** start SOURCE MATERIAL **

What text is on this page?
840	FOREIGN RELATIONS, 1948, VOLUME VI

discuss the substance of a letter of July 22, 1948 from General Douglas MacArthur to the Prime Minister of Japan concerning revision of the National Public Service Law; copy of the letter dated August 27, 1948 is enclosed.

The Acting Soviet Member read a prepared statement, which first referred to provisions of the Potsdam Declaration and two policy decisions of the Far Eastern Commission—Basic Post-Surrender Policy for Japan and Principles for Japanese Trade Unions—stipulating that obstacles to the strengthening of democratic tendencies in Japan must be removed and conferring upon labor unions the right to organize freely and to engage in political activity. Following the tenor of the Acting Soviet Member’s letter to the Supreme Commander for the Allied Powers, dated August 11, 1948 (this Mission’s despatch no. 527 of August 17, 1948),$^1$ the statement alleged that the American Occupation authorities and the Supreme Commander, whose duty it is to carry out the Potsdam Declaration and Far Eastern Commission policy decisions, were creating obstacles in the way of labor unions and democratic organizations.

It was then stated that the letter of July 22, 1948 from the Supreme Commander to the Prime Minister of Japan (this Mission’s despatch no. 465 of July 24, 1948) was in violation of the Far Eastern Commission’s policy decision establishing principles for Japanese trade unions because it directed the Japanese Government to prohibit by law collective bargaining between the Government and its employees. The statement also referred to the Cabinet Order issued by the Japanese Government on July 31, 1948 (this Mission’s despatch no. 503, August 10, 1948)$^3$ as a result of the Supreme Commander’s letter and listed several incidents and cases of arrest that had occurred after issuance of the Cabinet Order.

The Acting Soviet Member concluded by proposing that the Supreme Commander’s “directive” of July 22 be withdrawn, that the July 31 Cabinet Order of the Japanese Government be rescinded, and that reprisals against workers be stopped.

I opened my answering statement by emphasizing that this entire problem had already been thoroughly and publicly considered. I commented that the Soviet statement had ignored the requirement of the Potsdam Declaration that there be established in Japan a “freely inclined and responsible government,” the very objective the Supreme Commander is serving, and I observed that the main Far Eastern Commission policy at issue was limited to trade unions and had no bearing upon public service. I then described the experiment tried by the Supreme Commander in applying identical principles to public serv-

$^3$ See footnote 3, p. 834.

** end SOURCE MATERIAL **

WHAT THE EXERCISE ASKS >> Count how many lines above contain the word "Prime". Reply with the number alone.

RESPONSE TO THIS TASK >> 2